# Work to complete
In the data, extract each line that holds the string "text".

(Lines of data)
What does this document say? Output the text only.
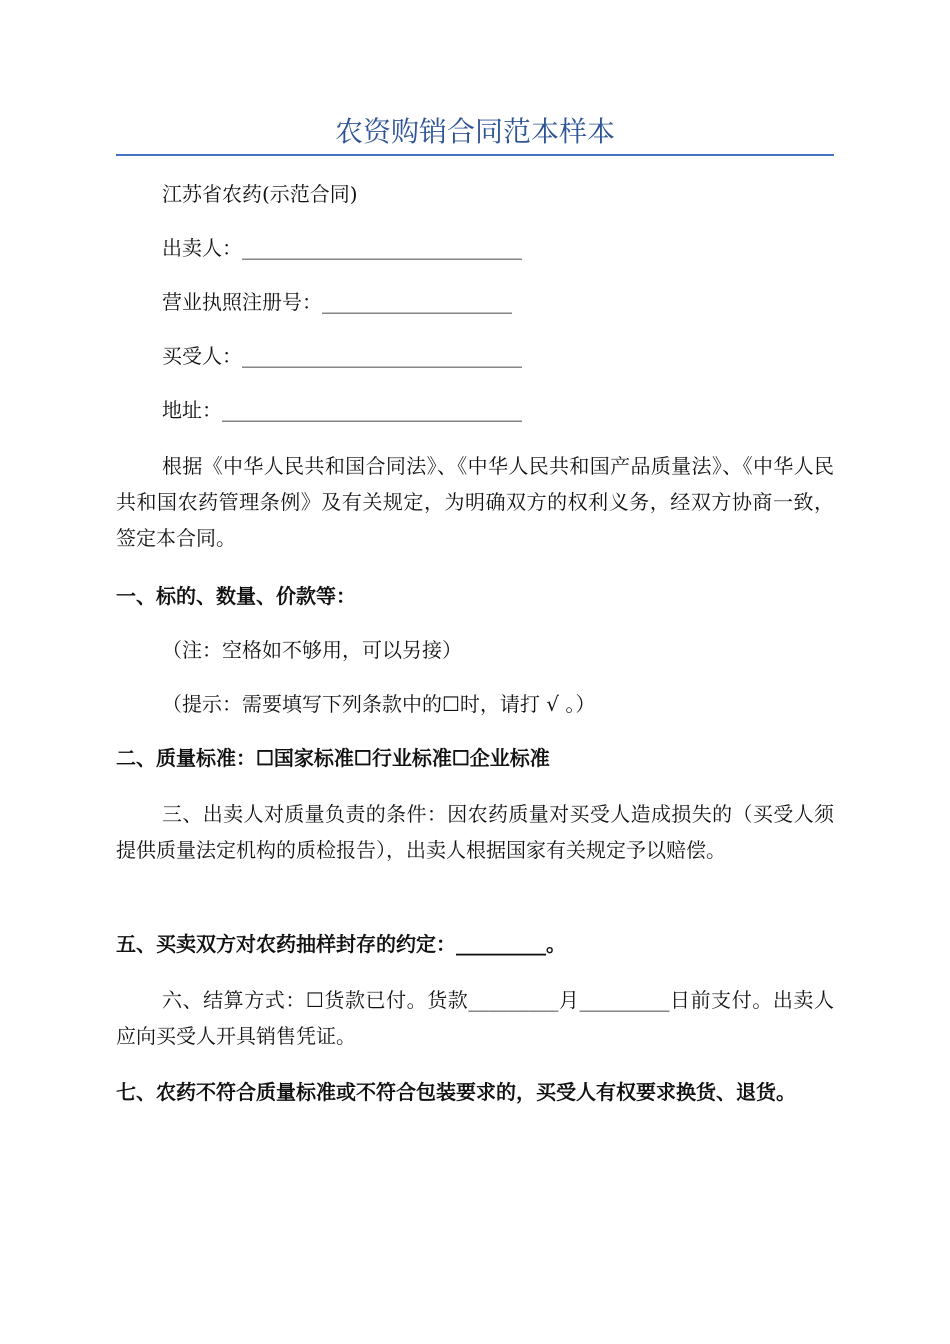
农资购销合同范本样本

江苏省农药(示范合同)

出卖人：____________________________

营业执照注册号：___________________

买受人：____________________________

地址：______________________________

根据《中华人民共和国合同法》、《中华人民共和国产品质量法》、《中华人民共和国农药管理条例》及有关规定，为明确双方的权利义务，经双方协商一致，签定本合同。

一、标的、数量、价款等：

（注：空格如不够用，可以另接）

（提示：需要填写下列条款中的☐时，请打 √ 。）

二、质量标准：☐国家标准☐行业标准☐企业标准

三、出卖人对质量负责的条件：因农药质量对买受人造成损失的（买受人须提供质量法定机构的质检报告），出卖人根据国家有关规定予以赔偿。

五、买卖双方对农药抽样封存的约定：_________。

六、结算方式：☐货款已付。货款_________月_________日前支付。出卖人应向买受人开具销售凭证。

七、农药不符合质量标准或不符合包装要求的，买受人有权要求换货、退货。
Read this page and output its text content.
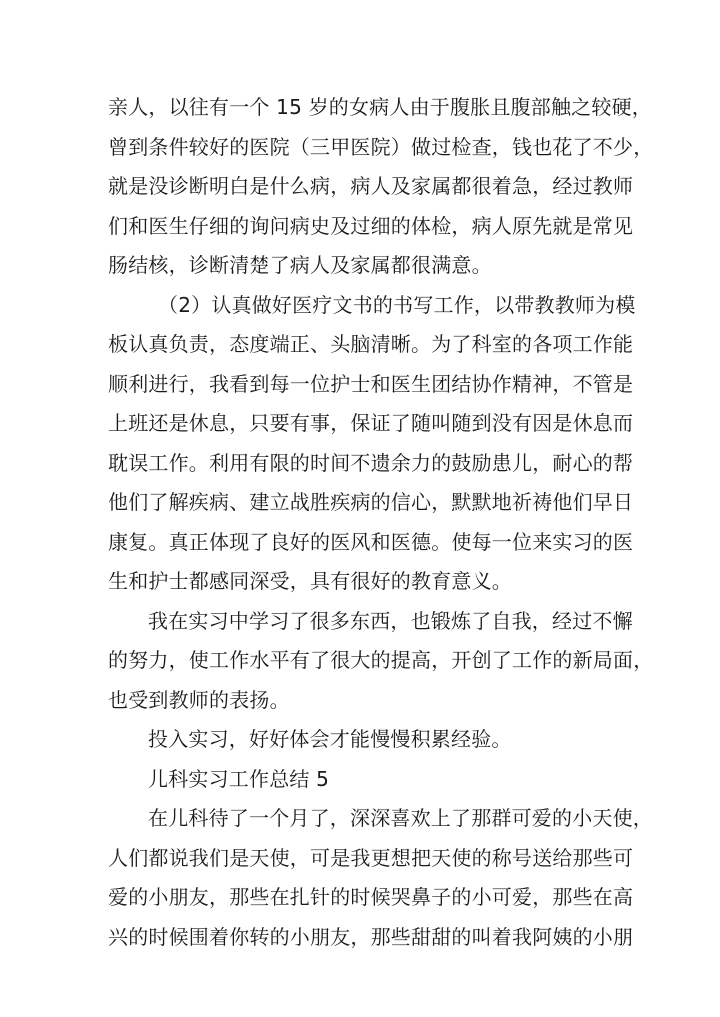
亲人，以往有一个 15 岁的女病人由于腹胀且腹部触之较硬，
曾到条件较好的医院（三甲医院）做过检查，钱也花了不少，
就是没诊断明白是什么病，病人及家属都很着急，经过教师
们和医生仔细的询问病史及过细的体检，病人原先就是常见
肠结核，诊断清楚了病人及家属都很满意。
（2）认真做好医疗文书的书写工作，以带教教师为模
板认真负责，态度端正、头脑清晰。为了科室的各项工作能
顺利进行，我看到每一位护士和医生团结协作精神，不管是
上班还是休息，只要有事，保证了随叫随到没有因是休息而
耽误工作。利用有限的时间不遗余力的鼓励患儿，耐心的帮
他们了解疾病、建立战胜疾病的信心，默默地祈祷他们早日
康复。真正体现了良好的医风和医德。使每一位来实习的医
生和护士都感同深受，具有很好的教育意义。
我在实习中学习了很多东西，也锻炼了自我，经过不懈
的努力，使工作水平有了很大的提高，开创了工作的新局面，
也受到教师的表扬。
投入实习，好好体会才能慢慢积累经验。
儿科实习工作总结 5
在儿科待了一个月了，深深喜欢上了那群可爱的小天使，
人们都说我们是天使，可是我更想把天使的称号送给那些可
爱的小朋友，那些在扎针的时候哭鼻子的小可爱，那些在高
兴的时候围着你转的小朋友，那些甜甜的叫着我阿姨的小朋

# Solution to this exercise
What does this document say? Output the text only.
Read this page and output its text content.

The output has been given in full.